→ **PROBLEM DETAILS**
Copy out the listing in full, exactly as written, but not its pictures.
# Start of DATA RECORDS
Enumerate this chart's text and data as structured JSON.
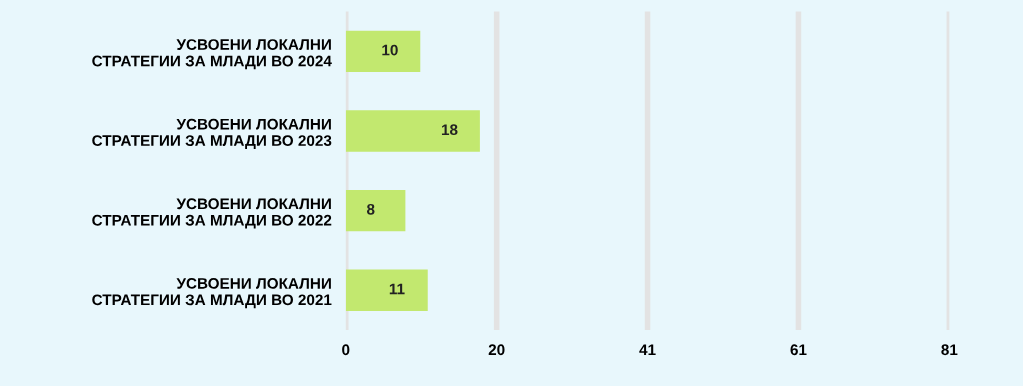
{
  "chart_data": {
    "type": "bar",
    "orientation": "horizontal",
    "categories": [
      "УСВОЕНИ ЛОКАЛНИ\nСТРАТЕГИИ ЗА МЛАДИ ВО 2024",
      "УСВОЕНИ ЛОКАЛНИ\nСТРАТЕГИИ ЗА МЛАДИ ВО 2023",
      "УСВОЕНИ ЛОКАЛНИ\nСТРАТЕГИИ ЗА МЛАДИ ВО 2022",
      "УСВОЕНИ ЛОКАЛНИ\nСТРАТЕГИИ ЗА МЛАДИ ВО 2021"
    ],
    "values": [
      10,
      18,
      8,
      11
    ],
    "color": "#c2e86f",
    "data_labels": true,
    "xlim": [
      0,
      81
    ],
    "xticks": [
      0,
      {
        "value": 20.25,
        "label": "20"
      },
      {
        "value": 40.5,
        "label": "41"
      },
      {
        "value": 60.75,
        "label": "61"
      },
      81
    ],
    "grid": "x"
  }
}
# End of DATA RECORDS
→ **CORRECT OUTPUT**
Enumerate this chart's text and data as structured JSON.
{
  "chart_data": {
    "type": "bar",
    "orientation": "horizontal",
    "categories": [
      "УСВОЕНИ ЛОКАЛНИ\nСТРАТЕГИИ ЗА МЛАДИ ВО 2024",
      "УСВОЕНИ ЛОКАЛНИ\nСТРАТЕГИИ ЗА МЛАДИ ВО 2023",
      "УСВОЕНИ ЛОКАЛНИ\nСТРАТЕГИИ ЗА МЛАДИ ВО 2022",
      "УСВОЕНИ ЛОКАЛНИ\nСТРАТЕГИИ ЗА МЛАДИ ВО 2021"
    ],
    "values": [
      10,
      18,
      8,
      11
    ],
    "color": "#c2e86f",
    "data_labels": true,
    "xlim": [
      0,
      81
    ],
    "xticks": [
      0,
      {
        "value": 20.25,
        "label": "20"
      },
      {
        "value": 40.5,
        "label": "41"
      },
      {
        "value": 60.75,
        "label": "61"
      },
      81
    ],
    "grid": "x"
  }
}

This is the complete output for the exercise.